• _The task_
Count the lines in the records below that contain the word "name", and reply with only that number.

- - - - -

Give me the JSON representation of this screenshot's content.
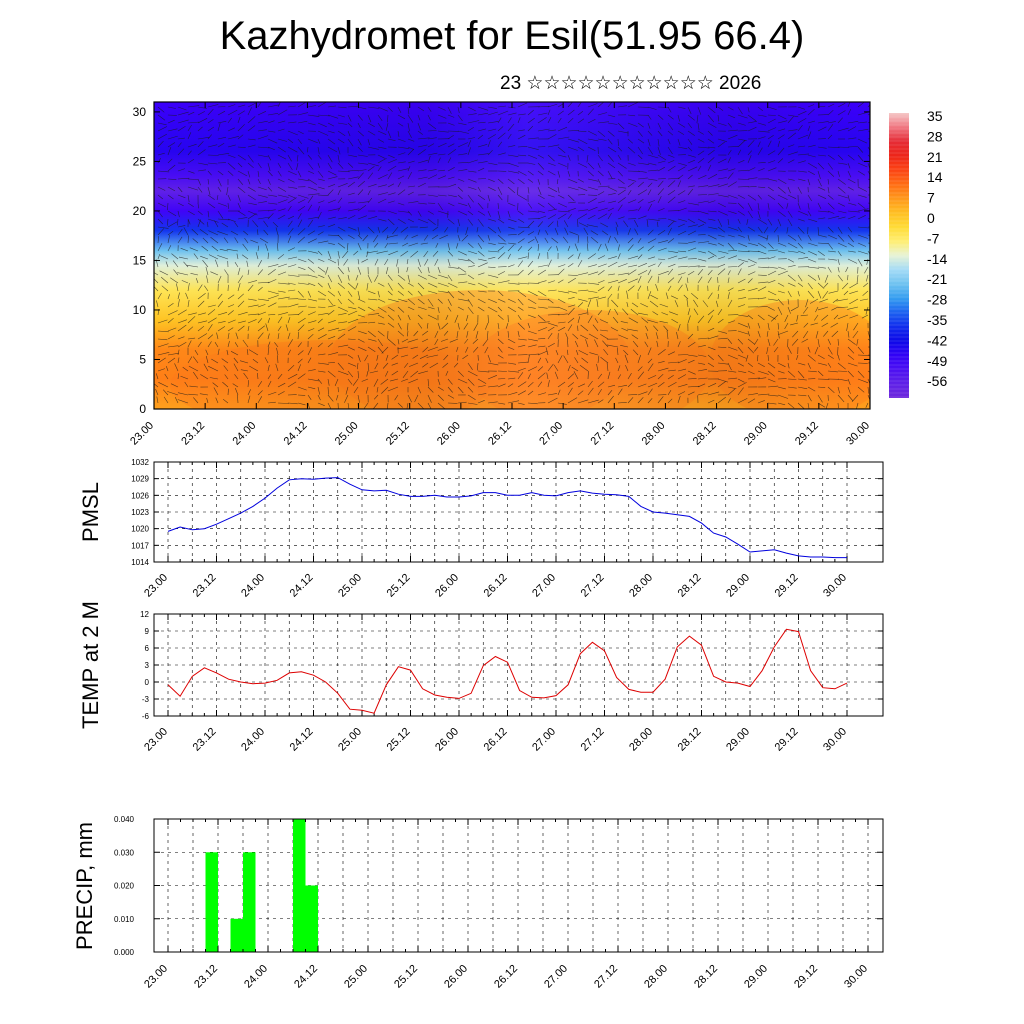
{
  "title": "Kazhydromet for Esil(51.95 66.4)",
  "subtitle": "23 ☆☆☆☆☆☆☆☆☆☆☆ 2026",
  "colors": {
    "pmsl_line": "#0000dd",
    "temp_line": "#dd0000",
    "precip_bar": "#00ff00"
  },
  "chart_data": [
    {
      "type": "heatmap",
      "name": "temperature-wind-cross-section",
      "x_ticks": [
        "23.00",
        "23.12",
        "24.00",
        "24.12",
        "25.00",
        "25.12",
        "26.00",
        "26.12",
        "27.00",
        "27.12",
        "28.00",
        "28.12",
        "29.00",
        "29.12",
        "30.00"
      ],
      "y_ticks": [
        "0",
        "5",
        "10",
        "15",
        "20",
        "25",
        "30"
      ],
      "ylim": [
        0,
        31
      ],
      "colorbar_labels": [
        "35",
        "28",
        "21",
        "14",
        "7",
        "0",
        "-7",
        "-14",
        "-21",
        "-28",
        "-35",
        "-42",
        "-49",
        "-56"
      ],
      "colorbar_range": [
        -63,
        40
      ],
      "profile": [
        {
          "level": 0,
          "value": 8
        },
        {
          "level": 3,
          "value": 12
        },
        {
          "level": 6,
          "value": 11
        },
        {
          "level": 9,
          "value": 3
        },
        {
          "level": 12,
          "value": -4
        },
        {
          "level": 14.5,
          "value": -12
        },
        {
          "level": 16,
          "value": -22
        },
        {
          "level": 18,
          "value": -36
        },
        {
          "level": 20,
          "value": -50
        },
        {
          "level": 22,
          "value": -58
        },
        {
          "level": 23.5,
          "value": -52
        },
        {
          "level": 26,
          "value": -46
        },
        {
          "level": 28,
          "value": -47
        },
        {
          "level": 31,
          "value": -49
        }
      ]
    },
    {
      "type": "line",
      "name": "PMSL",
      "ylabel": "PMSL",
      "x_ticks": [
        "23.00",
        "23.12",
        "24.00",
        "24.12",
        "25.00",
        "25.12",
        "26.00",
        "26.12",
        "27.00",
        "27.12",
        "28.00",
        "28.12",
        "29.00",
        "29.12",
        "30.00"
      ],
      "y_ticks": [
        "1014",
        "1017",
        "1020",
        "1023",
        "1026",
        "1029",
        "1032"
      ],
      "ylim": [
        1014,
        1032
      ],
      "x": [
        0,
        3,
        6,
        9,
        12,
        15,
        18,
        21,
        24,
        27,
        30,
        33,
        36,
        39,
        42,
        45,
        48,
        51,
        54,
        57,
        60,
        63,
        66,
        69,
        72,
        75,
        78,
        81,
        84,
        87,
        90,
        93,
        96,
        99,
        102,
        105,
        108,
        111,
        114,
        117,
        120,
        123,
        126,
        129,
        132,
        135,
        138,
        141,
        144,
        147,
        150,
        153,
        156,
        159,
        162,
        165,
        168
      ],
      "values": [
        1019.5,
        1020.3,
        1019.8,
        1020,
        1020.8,
        1021.8,
        1022.8,
        1024,
        1025.5,
        1027.3,
        1028.8,
        1029,
        1028.9,
        1029.1,
        1029.2,
        1028,
        1027,
        1026.8,
        1026.9,
        1026.2,
        1025.8,
        1025.8,
        1026,
        1025.7,
        1025.7,
        1025.9,
        1026.5,
        1026.5,
        1026,
        1026,
        1026.5,
        1026,
        1025.9,
        1026.5,
        1026.8,
        1026.4,
        1026.2,
        1026.1,
        1025.8,
        1024,
        1023,
        1022.8,
        1022.5,
        1022.2,
        1021,
        1019.2,
        1018.5,
        1017.2,
        1015.8,
        1016,
        1016.2,
        1015.6,
        1015.1,
        1014.9,
        1014.9,
        1014.8,
        1014.8
      ]
    },
    {
      "type": "line",
      "name": "TEMP at 2 M",
      "ylabel": "TEMP at 2 M",
      "x_ticks": [
        "23.00",
        "23.12",
        "24.00",
        "24.12",
        "25.00",
        "25.12",
        "26.00",
        "26.12",
        "27.00",
        "27.12",
        "28.00",
        "28.12",
        "29.00",
        "29.12",
        "30.00"
      ],
      "y_ticks": [
        "-6",
        "-3",
        "0",
        "3",
        "6",
        "9",
        "12"
      ],
      "ylim": [
        -6,
        12
      ],
      "x": [
        0,
        3,
        6,
        9,
        12,
        15,
        18,
        21,
        24,
        27,
        30,
        33,
        36,
        39,
        42,
        45,
        48,
        51,
        54,
        57,
        60,
        63,
        66,
        69,
        72,
        75,
        78,
        81,
        84,
        87,
        90,
        93,
        96,
        99,
        102,
        105,
        108,
        111,
        114,
        117,
        120,
        123,
        126,
        129,
        132,
        135,
        138,
        141,
        144,
        147,
        150,
        153,
        156,
        159,
        162,
        165,
        168
      ],
      "values": [
        -0.5,
        -2.5,
        1,
        2.5,
        1.6,
        0.5,
        0,
        -0.3,
        -0.2,
        0.3,
        1.6,
        1.8,
        1.2,
        0,
        -2,
        -4.8,
        -5,
        -5.5,
        -0.5,
        2.7,
        2.1,
        -1.2,
        -2.3,
        -2.7,
        -2.9,
        -2,
        2.9,
        4.5,
        3.5,
        -1.5,
        -2.7,
        -2.8,
        -2.4,
        -0.5,
        5,
        7,
        5.5,
        0.8,
        -1.3,
        -1.8,
        -1.8,
        0.5,
        6.2,
        8.1,
        6.5,
        1,
        0,
        -0.2,
        -0.8,
        2,
        6.2,
        9.3,
        8.9,
        2,
        -1,
        -1.2,
        -0.2
      ]
    },
    {
      "type": "bar",
      "name": "PRECIP",
      "ylabel": "PRECIP, mm",
      "x_ticks": [
        "23.00",
        "23.12",
        "24.00",
        "24.12",
        "25.00",
        "25.12",
        "26.00",
        "26.12",
        "27.00",
        "27.12",
        "28.00",
        "28.12",
        "29.00",
        "29.12",
        "30.00"
      ],
      "y_ticks": [
        "0.000",
        "0.010",
        "0.020",
        "0.030",
        "0.040"
      ],
      "ylim": [
        0,
        0.04
      ],
      "bars": [
        {
          "x_start": 9,
          "x_end": 12,
          "value": 0.03
        },
        {
          "x_start": 15,
          "x_end": 18,
          "value": 0.01
        },
        {
          "x_start": 18,
          "x_end": 21,
          "value": 0.03
        },
        {
          "x_start": 30,
          "x_end": 33,
          "value": 0.04
        },
        {
          "x_start": 33,
          "x_end": 36,
          "value": 0.02
        }
      ]
    }
  ]
}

- - - - -

• _Output of the exercise_
4